Exercise details
Extract every line where the string "elle" appears.

Saved entries
:::::

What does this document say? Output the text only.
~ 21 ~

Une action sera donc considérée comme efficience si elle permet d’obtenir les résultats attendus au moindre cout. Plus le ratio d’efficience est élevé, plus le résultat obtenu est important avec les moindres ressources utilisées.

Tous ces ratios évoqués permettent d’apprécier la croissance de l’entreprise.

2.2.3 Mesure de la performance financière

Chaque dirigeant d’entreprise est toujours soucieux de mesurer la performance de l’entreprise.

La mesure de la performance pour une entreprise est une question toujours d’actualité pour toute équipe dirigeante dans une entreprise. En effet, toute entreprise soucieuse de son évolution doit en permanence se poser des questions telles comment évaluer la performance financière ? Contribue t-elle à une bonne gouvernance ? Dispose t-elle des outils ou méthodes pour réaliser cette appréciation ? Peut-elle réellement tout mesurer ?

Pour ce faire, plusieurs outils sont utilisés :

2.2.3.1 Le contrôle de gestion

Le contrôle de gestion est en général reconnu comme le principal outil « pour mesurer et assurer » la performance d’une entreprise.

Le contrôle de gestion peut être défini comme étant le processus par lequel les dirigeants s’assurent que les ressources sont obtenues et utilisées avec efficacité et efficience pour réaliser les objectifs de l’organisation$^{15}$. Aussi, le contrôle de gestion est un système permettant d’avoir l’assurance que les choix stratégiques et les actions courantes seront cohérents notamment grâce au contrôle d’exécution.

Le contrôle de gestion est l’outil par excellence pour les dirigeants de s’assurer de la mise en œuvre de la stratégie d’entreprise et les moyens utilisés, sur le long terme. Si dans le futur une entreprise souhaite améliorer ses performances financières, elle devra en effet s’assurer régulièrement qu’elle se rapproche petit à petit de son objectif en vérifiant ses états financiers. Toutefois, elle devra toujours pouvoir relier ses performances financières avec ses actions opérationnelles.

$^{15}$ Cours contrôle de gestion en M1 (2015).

:::::

Output of the task
Une action sera donc considérée comme efficience si elle permet d’obtenir les résultats attendus au moindre cout. Plus le ratio d’efficience est élevé, plus le résultat obtenu est important avec les moindres ressources utilisées.
La mesure de la performance pour une entreprise est une question toujours d’actualité pour toute équipe dirigeante dans une entreprise. En effet, toute entreprise soucieuse de son évolution doit en permanence se poser des questions telles comment évaluer la performance financière ? Contribue t-elle à une bonne gouvernance ? Dispose t-elle des outils ou méthodes pour réaliser cette appréciation ? Peut-elle réellement tout mesurer ?
Le contrôle de gestion est l’outil par excellence pour les dirigeants de s’assurer de la mise en œuvre de la stratégie d’entreprise et les moyens utilisés, sur le long terme. Si dans le futur une entreprise souhaite améliorer ses performances financières, elle devra en effet s’assurer régulièrement qu’elle se rapproche petit à petit de son objectif en vérifiant ses états financiers. Toutefois, elle devra toujours pouvoir relier ses performances financières avec ses actions opérationnelles.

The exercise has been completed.